PROMPT: Without the pictures, set down every line of the data exactly.

Dataset excerpt:
══════
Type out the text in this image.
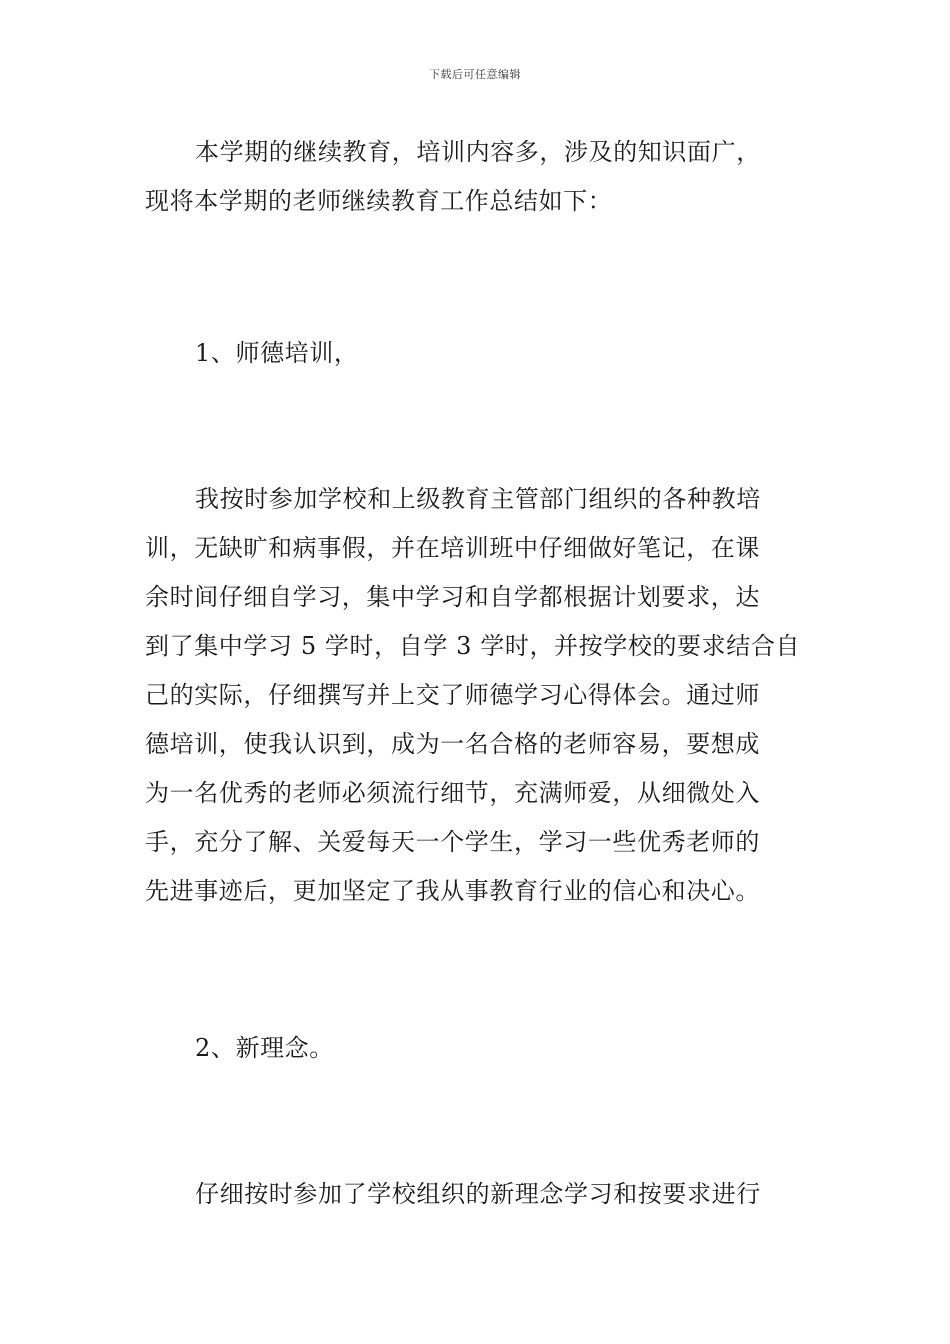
下载后可任意编辑
本学期的继续教育，培训内容多，涉及的知识面广，
现将本学期的老师继续教育工作总结如下：
1、师德培训，
我按时参加学校和上级教育主管部门组织的各种教培
训，无缺旷和病事假，并在培训班中仔细做好笔记，在课
余时间仔细自学习，集中学习和自学都根据计划要求，达
到了集中学习 5 学时，自学 3 学时，并按学校的要求结合自
己的实际，仔细撰写并上交了师德学习心得体会。通过师
德培训，使我认识到，成为一名合格的老师容易，要想成
为一名优秀的老师必须流行细节，充满师爱，从细微处入
手，充分了解、关爱每天一个学生，学习一些优秀老师的
先进事迹后，更加坚定了我从事教育行业的信心和决心。
2、新理念。
仔细按时参加了学校组织的新理念学习和按要求进行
══════
RESULT OF THE EXERCISE:
Type out the text in this image.
下载后可任意编辑
本学期的继续教育，培训内容多，涉及的知识面广，
现将本学期的老师继续教育工作总结如下：
1、师德培训，
我按时参加学校和上级教育主管部门组织的各种教培
训，无缺旷和病事假，并在培训班中仔细做好笔记，在课
余时间仔细自学习，集中学习和自学都根据计划要求，达
到了集中学习 5 学时，自学 3 学时，并按学校的要求结合自
己的实际，仔细撰写并上交了师德学习心得体会。通过师
德培训，使我认识到，成为一名合格的老师容易，要想成
为一名优秀的老师必须流行细节，充满师爱，从细微处入
手，充分了解、关爱每天一个学生，学习一些优秀老师的
先进事迹后，更加坚定了我从事教育行业的信心和决心。
2、新理念。
仔细按时参加了学校组织的新理念学习和按要求进行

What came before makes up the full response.